begin Rows

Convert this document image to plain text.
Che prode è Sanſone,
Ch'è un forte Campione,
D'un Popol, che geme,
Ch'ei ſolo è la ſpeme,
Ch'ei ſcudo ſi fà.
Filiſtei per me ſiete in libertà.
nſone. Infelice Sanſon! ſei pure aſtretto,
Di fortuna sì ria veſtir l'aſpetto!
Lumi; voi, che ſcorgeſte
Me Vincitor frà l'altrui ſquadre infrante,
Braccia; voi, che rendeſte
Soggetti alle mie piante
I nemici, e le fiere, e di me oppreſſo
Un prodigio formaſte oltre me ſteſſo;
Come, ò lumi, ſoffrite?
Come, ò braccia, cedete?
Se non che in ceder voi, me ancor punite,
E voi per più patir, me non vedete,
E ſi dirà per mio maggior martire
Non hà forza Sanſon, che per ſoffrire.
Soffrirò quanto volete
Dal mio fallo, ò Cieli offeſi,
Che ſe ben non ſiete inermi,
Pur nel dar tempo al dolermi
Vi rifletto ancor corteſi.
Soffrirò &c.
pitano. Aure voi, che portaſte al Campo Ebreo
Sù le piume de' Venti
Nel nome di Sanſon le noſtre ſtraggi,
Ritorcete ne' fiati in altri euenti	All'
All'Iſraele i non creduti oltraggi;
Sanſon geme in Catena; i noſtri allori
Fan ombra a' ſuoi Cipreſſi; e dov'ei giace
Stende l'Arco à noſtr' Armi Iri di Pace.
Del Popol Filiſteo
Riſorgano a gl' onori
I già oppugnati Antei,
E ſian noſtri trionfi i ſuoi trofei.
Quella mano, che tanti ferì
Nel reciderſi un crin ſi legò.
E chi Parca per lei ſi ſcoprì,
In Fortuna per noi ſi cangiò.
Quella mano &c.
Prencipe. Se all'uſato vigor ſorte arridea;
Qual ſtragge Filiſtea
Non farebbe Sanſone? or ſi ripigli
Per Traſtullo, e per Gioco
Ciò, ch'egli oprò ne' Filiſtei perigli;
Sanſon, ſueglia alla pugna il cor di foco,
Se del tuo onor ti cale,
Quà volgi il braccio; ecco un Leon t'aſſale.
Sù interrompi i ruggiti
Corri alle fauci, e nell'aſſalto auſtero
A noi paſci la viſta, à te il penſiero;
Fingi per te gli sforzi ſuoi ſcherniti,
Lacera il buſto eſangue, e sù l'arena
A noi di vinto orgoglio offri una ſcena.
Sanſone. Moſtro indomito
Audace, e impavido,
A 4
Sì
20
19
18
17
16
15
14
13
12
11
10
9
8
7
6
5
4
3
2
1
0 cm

end Rows

§ What is expected
Retype the records that precede this task, keeping them exactly the same.

§ Solution for this exercise
Convert this document image to plain text.
Che prode è Sanſone,
Ch'è un forte Campione,
D'un Popol, che geme,
Ch'ei ſolo è la ſpeme,
Ch'ei ſcudo ſi fà.
Filiſtei per me ſiete in libertà.
nſone. Infelice Sanſon! ſei pure aſtretto,
Di fortuna sì ria veſtir l'aſpetto!
Lumi; voi, che ſcorgeſte
Me Vincitor frà l'altrui ſquadre infrante,
Braccia; voi, che rendeſte
Soggetti alle mie piante
I nemici, e le fiere, e di me oppreſſo
Un prodigio formaſte oltre me ſteſſo;
Come, ò lumi, ſoffrite?
Come, ò braccia, cedete?
Se non che in ceder voi, me ancor punite,
E voi per più patir, me non vedete,
E ſi dirà per mio maggior martire
Non hà forza Sanſon, che per ſoffrire.
Soffrirò quanto volete
Dal mio fallo, ò Cieli offeſi,
Che ſe ben non ſiete inermi,
Pur nel dar tempo al dolermi
Vi rifletto ancor corteſi.
Soffrirò &c.
pitano. Aure voi, che portaſte al Campo Ebreo
Sù le piume de' Venti
Nel nome di Sanſon le noſtre ſtraggi,
Ritorcete ne' fiati in altri euenti	All'
All'Iſraele i non creduti oltraggi;
Sanſon geme in Catena; i noſtri allori
Fan ombra a' ſuoi Cipreſſi; e dov'ei giace
Stende l'Arco à noſtr' Armi Iri di Pace.
Del Popol Filiſteo
Riſorgano a gl' onori
I già oppugnati Antei,
E ſian noſtri trionfi i ſuoi trofei.
Quella mano, che tanti ferì
Nel reciderſi un crin ſi legò.
E chi Parca per lei ſi ſcoprì,
In Fortuna per noi ſi cangiò.
Quella mano &c.
Prencipe. Se all'uſato vigor ſorte arridea;
Qual ſtragge Filiſtea
Non farebbe Sanſone? or ſi ripigli
Per Traſtullo, e per Gioco
Ciò, ch'egli oprò ne' Filiſtei perigli;
Sanſon, ſueglia alla pugna il cor di foco,
Se del tuo onor ti cale,
Quà volgi il braccio; ecco un Leon t'aſſale.
Sù interrompi i ruggiti
Corri alle fauci, e nell'aſſalto auſtero
A noi paſci la viſta, à te il penſiero;
Fingi per te gli sforzi ſuoi ſcherniti,
Lacera il buſto eſangue, e sù l'arena
A noi di vinto orgoglio offri una ſcena.
Sanſone. Moſtro indomito
Audace, e impavido,
A 4
Sì
20
19
18
17
16
15
14
13
12
11
10
9
8
7
6
5
4
3
2
1
0 cm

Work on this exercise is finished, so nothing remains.